DATA EXCERPTS ->

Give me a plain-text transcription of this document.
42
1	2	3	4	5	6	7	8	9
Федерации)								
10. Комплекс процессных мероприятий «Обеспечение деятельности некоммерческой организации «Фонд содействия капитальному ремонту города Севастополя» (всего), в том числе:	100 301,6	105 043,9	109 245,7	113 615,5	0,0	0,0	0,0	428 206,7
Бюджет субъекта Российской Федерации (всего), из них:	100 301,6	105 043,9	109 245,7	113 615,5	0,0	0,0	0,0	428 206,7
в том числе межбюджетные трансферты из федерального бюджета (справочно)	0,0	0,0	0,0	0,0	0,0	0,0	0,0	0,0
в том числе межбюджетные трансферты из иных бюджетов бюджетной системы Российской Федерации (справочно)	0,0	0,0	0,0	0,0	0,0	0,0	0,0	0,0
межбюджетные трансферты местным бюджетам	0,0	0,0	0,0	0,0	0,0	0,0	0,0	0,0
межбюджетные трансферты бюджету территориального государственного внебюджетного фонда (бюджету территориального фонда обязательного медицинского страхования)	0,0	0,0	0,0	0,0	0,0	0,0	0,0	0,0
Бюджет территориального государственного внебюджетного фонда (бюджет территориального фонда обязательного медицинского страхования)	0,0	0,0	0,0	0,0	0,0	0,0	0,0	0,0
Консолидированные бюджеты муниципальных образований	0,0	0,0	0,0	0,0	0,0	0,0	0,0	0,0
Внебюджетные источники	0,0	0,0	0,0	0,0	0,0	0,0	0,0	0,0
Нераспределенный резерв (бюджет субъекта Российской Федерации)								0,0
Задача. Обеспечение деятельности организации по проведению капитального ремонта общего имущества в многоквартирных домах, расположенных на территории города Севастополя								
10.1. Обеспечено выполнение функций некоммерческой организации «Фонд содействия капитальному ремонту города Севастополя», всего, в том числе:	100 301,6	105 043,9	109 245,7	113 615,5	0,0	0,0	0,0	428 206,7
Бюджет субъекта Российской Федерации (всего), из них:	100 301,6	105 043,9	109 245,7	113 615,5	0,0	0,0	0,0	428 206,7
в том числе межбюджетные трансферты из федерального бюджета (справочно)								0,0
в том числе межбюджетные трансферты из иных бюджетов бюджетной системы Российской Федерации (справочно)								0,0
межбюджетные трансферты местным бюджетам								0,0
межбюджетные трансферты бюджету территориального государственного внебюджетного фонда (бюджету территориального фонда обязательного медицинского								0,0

REQUIRED TASK ->
State the number of lines above that hold the string "справочно", with nothing added.

FINAL RESULT ->
4